#### Instructions to follow
From the listing below, pull each line that includes "культурного".

#### Listing

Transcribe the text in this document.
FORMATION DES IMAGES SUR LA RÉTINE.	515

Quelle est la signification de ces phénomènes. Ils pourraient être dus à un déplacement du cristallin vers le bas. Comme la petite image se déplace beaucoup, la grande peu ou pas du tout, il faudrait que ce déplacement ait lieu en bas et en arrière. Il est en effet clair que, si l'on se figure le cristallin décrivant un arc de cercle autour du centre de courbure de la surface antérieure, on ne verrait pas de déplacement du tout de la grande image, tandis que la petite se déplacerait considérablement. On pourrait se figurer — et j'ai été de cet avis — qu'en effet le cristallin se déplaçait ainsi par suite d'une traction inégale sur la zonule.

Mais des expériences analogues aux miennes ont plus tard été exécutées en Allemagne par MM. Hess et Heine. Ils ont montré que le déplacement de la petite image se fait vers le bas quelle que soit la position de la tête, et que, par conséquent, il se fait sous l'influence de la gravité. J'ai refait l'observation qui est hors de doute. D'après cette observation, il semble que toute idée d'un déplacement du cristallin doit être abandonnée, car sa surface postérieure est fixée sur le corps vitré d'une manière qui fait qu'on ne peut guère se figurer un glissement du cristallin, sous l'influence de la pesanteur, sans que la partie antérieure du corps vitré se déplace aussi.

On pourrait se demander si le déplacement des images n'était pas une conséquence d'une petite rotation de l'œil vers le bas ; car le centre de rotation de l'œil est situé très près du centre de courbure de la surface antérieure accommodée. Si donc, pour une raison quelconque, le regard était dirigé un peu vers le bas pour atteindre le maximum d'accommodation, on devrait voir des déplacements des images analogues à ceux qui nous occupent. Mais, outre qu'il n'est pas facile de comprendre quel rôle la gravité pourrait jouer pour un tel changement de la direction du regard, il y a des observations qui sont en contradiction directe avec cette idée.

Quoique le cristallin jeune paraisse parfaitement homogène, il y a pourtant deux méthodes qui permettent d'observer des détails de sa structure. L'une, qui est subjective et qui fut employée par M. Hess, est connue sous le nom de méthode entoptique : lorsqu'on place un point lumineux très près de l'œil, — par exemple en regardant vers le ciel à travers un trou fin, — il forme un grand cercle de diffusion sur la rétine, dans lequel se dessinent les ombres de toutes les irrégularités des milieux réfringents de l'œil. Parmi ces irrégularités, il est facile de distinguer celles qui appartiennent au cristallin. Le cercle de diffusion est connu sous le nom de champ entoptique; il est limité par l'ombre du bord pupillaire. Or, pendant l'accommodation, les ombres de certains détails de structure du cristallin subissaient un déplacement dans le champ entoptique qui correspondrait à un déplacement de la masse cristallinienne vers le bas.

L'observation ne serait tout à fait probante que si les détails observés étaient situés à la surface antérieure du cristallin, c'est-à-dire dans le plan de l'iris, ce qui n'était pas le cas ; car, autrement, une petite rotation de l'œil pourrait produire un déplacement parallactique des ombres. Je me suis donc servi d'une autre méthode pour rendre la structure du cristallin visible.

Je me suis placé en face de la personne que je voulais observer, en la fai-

--

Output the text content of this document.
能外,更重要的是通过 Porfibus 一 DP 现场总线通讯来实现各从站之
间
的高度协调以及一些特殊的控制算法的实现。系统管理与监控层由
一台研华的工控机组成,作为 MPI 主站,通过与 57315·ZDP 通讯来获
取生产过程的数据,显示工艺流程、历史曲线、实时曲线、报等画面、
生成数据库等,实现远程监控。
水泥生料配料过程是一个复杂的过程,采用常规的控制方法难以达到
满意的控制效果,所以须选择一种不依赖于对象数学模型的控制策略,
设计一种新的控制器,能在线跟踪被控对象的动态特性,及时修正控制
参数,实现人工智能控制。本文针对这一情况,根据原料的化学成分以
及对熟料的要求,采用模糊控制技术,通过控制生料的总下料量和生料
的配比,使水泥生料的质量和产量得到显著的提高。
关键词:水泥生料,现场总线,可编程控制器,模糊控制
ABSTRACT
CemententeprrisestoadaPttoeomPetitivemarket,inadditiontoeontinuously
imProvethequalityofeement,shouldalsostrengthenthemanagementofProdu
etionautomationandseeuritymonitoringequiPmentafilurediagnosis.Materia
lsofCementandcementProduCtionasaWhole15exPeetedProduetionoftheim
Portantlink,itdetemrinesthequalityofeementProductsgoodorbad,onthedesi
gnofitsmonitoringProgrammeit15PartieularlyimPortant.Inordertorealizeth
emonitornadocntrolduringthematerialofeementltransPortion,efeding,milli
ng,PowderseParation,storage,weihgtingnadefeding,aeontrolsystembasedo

* * *

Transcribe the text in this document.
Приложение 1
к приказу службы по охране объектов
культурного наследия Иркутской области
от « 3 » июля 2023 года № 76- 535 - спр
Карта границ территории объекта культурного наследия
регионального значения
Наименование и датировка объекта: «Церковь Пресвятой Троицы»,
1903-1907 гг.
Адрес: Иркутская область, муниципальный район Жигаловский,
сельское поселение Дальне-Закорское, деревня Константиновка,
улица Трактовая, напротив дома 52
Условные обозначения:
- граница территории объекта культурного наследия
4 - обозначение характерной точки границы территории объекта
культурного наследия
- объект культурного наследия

#### Solution to this task
культурного наследия Иркутской области
Карта границ территории объекта культурного наследия
- граница территории объекта культурного наследия
культурного наследия
- объект культурного наследия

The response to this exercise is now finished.